Goal of the exercise:
Find every line with the word "structured". Copy those lines.

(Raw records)
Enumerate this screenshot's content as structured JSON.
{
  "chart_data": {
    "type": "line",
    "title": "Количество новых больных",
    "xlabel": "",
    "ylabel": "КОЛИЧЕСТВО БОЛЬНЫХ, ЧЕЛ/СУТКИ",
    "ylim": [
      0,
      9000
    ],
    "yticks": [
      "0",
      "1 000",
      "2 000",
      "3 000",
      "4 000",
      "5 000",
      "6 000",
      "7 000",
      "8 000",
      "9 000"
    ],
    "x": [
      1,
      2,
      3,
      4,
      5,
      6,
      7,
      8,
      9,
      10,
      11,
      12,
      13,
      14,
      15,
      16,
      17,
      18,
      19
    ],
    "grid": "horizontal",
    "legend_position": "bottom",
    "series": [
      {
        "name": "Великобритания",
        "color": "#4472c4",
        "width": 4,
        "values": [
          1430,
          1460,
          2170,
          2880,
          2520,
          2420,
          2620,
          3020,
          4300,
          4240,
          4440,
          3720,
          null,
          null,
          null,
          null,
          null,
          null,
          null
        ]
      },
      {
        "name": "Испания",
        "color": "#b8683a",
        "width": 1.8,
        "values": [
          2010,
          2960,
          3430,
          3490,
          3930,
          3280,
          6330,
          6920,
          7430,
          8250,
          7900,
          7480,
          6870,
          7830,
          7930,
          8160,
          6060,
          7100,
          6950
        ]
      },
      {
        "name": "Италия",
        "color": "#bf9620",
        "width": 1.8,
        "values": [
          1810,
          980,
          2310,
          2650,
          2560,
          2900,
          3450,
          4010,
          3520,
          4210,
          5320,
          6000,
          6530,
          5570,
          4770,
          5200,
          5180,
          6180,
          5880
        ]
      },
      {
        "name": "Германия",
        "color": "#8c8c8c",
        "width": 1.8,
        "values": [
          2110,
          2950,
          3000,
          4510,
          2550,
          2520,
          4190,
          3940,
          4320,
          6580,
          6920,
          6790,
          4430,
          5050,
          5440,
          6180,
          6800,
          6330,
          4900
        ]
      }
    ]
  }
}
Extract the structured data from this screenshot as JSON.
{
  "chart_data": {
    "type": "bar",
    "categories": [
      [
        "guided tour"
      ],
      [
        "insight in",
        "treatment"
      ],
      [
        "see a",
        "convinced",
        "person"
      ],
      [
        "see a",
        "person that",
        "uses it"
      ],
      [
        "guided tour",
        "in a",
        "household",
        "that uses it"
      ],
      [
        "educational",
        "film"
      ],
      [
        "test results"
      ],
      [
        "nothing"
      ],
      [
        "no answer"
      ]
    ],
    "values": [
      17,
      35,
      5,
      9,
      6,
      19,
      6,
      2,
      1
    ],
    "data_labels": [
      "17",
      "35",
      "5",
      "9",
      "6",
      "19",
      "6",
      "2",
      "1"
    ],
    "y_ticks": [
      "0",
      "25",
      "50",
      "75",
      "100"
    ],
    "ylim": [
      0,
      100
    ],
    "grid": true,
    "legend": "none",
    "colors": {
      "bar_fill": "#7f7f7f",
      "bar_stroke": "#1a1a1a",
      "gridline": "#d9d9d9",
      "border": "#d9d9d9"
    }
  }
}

Exercise response:
Enumerate this screenshot's content as structured JSON.
Extract the structured data from this screenshot as JSON.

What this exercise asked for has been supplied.